Your task: Repeat the whole listing below, word for word.

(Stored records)
(begin)

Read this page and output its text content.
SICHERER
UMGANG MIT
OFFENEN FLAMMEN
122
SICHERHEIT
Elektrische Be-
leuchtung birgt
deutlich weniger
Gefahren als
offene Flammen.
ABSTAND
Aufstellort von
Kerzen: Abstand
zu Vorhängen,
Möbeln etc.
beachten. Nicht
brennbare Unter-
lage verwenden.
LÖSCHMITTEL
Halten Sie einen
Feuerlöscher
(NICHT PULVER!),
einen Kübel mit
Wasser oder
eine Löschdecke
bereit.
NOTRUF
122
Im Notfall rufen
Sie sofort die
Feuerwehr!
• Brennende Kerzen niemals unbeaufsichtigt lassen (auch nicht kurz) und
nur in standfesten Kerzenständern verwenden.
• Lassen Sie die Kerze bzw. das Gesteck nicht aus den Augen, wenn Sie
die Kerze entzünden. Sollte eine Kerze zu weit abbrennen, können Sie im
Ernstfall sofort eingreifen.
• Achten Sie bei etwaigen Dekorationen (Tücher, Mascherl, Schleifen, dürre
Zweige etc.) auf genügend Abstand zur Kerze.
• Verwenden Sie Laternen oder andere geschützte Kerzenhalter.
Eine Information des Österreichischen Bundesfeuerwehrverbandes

(end)

Task answer:
Read this page and output its text content.
SICHERER
UMGANG MIT
OFFENEN FLAMMEN
122
SICHERHEIT
Elektrische Be-
leuchtung birgt
deutlich weniger
Gefahren als
offene Flammen.
ABSTAND
Aufstellort von
Kerzen: Abstand
zu Vorhängen,
Möbeln etc.
beachten. Nicht
brennbare Unter-
lage verwenden.
LÖSCHMITTEL
Halten Sie einen
Feuerlöscher
(NICHT PULVER!),
einen Kübel mit
Wasser oder
eine Löschdecke
bereit.
NOTRUF
122
Im Notfall rufen
Sie sofort die
Feuerwehr!
• Brennende Kerzen niemals unbeaufsichtigt lassen (auch nicht kurz) und
nur in standfesten Kerzenständern verwenden.
• Lassen Sie die Kerze bzw. das Gesteck nicht aus den Augen, wenn Sie
die Kerze entzünden. Sollte eine Kerze zu weit abbrennen, können Sie im
Ernstfall sofort eingreifen.
• Achten Sie bei etwaigen Dekorationen (Tücher, Mascherl, Schleifen, dürre
Zweige etc.) auf genügend Abstand zur Kerze.
• Verwenden Sie Laternen oder andere geschützte Kerzenhalter.
Eine Information des Österreichischen Bundesfeuerwehrverbandes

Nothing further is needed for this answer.